**Short exercise**
Every entry that follows should be reproduced exactly.

---------- Supplied material ----------

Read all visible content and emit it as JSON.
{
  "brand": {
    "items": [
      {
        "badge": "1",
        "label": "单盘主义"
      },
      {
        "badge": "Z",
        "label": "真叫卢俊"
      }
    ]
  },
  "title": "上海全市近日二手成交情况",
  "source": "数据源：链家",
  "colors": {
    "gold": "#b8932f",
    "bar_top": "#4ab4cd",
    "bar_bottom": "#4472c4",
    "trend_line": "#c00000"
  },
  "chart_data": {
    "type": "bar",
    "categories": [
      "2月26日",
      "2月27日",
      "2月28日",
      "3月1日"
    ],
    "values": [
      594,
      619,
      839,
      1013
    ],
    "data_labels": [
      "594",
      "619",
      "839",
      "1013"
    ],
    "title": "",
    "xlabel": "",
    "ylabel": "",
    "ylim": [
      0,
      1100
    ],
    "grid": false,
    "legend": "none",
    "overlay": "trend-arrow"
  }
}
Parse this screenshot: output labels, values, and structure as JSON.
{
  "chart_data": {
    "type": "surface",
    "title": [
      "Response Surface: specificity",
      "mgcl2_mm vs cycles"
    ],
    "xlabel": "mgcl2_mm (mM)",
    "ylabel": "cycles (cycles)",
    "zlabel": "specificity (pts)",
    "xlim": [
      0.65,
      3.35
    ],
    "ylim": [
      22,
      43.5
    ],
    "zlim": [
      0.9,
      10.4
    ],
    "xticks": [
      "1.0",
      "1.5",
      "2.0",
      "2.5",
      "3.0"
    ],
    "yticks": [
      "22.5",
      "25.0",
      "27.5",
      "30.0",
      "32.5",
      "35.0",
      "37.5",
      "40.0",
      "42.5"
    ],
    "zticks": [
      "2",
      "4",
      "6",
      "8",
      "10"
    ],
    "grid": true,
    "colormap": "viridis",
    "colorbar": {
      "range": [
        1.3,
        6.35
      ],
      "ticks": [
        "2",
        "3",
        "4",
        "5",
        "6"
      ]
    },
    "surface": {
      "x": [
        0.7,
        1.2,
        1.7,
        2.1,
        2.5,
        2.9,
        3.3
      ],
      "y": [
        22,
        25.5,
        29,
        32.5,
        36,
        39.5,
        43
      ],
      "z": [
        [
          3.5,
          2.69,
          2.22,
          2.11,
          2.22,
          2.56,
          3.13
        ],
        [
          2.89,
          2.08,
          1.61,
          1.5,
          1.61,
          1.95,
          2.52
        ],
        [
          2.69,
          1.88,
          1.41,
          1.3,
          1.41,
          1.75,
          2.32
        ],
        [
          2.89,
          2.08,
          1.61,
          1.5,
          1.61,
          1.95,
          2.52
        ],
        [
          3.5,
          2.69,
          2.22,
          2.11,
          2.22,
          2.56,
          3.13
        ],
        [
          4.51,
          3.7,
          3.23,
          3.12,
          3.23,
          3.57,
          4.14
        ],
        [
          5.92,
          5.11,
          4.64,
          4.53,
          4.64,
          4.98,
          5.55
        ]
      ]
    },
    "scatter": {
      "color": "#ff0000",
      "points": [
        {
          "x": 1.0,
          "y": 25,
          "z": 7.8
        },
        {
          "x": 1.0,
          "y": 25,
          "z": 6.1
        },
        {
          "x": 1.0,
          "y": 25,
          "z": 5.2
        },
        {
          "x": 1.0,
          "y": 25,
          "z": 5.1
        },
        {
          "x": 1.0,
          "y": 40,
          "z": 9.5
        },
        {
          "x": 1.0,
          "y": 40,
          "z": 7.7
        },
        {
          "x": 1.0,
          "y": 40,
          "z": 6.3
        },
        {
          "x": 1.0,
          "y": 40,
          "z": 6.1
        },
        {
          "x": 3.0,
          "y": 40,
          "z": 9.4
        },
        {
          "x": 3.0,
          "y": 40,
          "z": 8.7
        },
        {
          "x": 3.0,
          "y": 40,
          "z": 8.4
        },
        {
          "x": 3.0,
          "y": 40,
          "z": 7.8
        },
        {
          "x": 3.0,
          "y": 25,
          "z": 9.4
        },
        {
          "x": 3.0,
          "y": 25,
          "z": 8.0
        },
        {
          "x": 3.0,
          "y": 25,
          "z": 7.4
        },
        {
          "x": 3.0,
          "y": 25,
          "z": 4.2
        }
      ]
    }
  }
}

----------

**Answer to this problem**
Read all visible content and emit it as JSON.
{
  "brand": {
    "items": [
      {
        "badge": "1",
        "label": "单盘主义"
      },
      {
        "badge": "Z",
        "label": "真叫卢俊"
      }
    ]
  },
  "title": "上海全市近日二手成交情况",
  "source": "数据源：链家",
  "colors": {
    "gold": "#b8932f",
    "bar_top": "#4ab4cd",
    "bar_bottom": "#4472c4",
    "trend_line": "#c00000"
  },
  "chart_data": {
    "type": "bar",
    "categories": [
      "2月26日",
      "2月27日",
      "2月28日",
      "3月1日"
    ],
    "values": [
      594,
      619,
      839,
      1013
    ],
    "data_labels": [
      "594",
      "619",
      "839",
      "1013"
    ],
    "title": "",
    "xlabel": "",
    "ylabel": "",
    "ylim": [
      0,
      1100
    ],
    "grid": false,
    "legend": "none",
    "overlay": "trend-arrow"
  }
}
Parse this screenshot: output labels, values, and structure as JSON.
{
  "chart_data": {
    "type": "surface",
    "title": [
      "Response Surface: specificity",
      "mgcl2_mm vs cycles"
    ],
    "xlabel": "mgcl2_mm (mM)",
    "ylabel": "cycles (cycles)",
    "zlabel": "specificity (pts)",
    "xlim": [
      0.65,
      3.35
    ],
    "ylim": [
      22,
      43.5
    ],
    "zlim": [
      0.9,
      10.4
    ],
    "xticks": [
      "1.0",
      "1.5",
      "2.0",
      "2.5",
      "3.0"
    ],
    "yticks": [
      "22.5",
      "25.0",
      "27.5",
      "30.0",
      "32.5",
      "35.0",
      "37.5",
      "40.0",
      "42.5"
    ],
    "zticks": [
      "2",
      "4",
      "6",
      "8",
      "10"
    ],
    "grid": true,
    "colormap": "viridis",
    "colorbar": {
      "range": [
        1.3,
        6.35
      ],
      "ticks": [
        "2",
        "3",
        "4",
        "5",
        "6"
      ]
    },
    "surface": {
      "x": [
        0.7,
        1.2,
        1.7,
        2.1,
        2.5,
        2.9,
        3.3
      ],
      "y": [
        22,
        25.5,
        29,
        32.5,
        36,
        39.5,
        43
      ],
      "z": [
        [
          3.5,
          2.69,
          2.22,
          2.11,
          2.22,
          2.56,
          3.13
        ],
        [
          2.89,
          2.08,
          1.61,
          1.5,
          1.61,
          1.95,
          2.52
        ],
        [
          2.69,
          1.88,
          1.41,
          1.3,
          1.41,
          1.75,
          2.32
        ],
        [
          2.89,
          2.08,
          1.61,
          1.5,
          1.61,
          1.95,
          2.52
        ],
        [
          3.5,
          2.69,
          2.22,
          2.11,
          2.22,
          2.56,
          3.13
        ],
        [
          4.51,
          3.7,
          3.23,
          3.12,
          3.23,
          3.57,
          4.14
        ],
        [
          5.92,
          5.11,
          4.64,
          4.53,
          4.64,
          4.98,
          5.55
        ]
      ]
    },
    "scatter": {
      "color": "#ff0000",
      "points": [
        {
          "x": 1.0,
          "y": 25,
          "z": 7.8
        },
        {
          "x": 1.0,
          "y": 25,
          "z": 6.1
        },
        {
          "x": 1.0,
          "y": 25,
          "z": 5.2
        },
        {
          "x": 1.0,
          "y": 25,
          "z": 5.1
        },
        {
          "x": 1.0,
          "y": 40,
          "z": 9.5
        },
        {
          "x": 1.0,
          "y": 40,
          "z": 7.7
        },
        {
          "x": 1.0,
          "y": 40,
          "z": 6.3
        },
        {
          "x": 1.0,
          "y": 40,
          "z": 6.1
        },
        {
          "x": 3.0,
          "y": 40,
          "z": 9.4
        },
        {
          "x": 3.0,
          "y": 40,
          "z": 8.7
        },
        {
          "x": 3.0,
          "y": 40,
          "z": 8.4
        },
        {
          "x": 3.0,
          "y": 40,
          "z": 7.8
        },
        {
          "x": 3.0,
          "y": 25,
          "z": 9.4
        },
        {
          "x": 3.0,
          "y": 25,
          "z": 8.0
        },
        {
          "x": 3.0,
          "y": 25,
          "z": 7.4
        },
        {
          "x": 3.0,
          "y": 25,
          "z": 4.2
        }
      ]
    }
  }
}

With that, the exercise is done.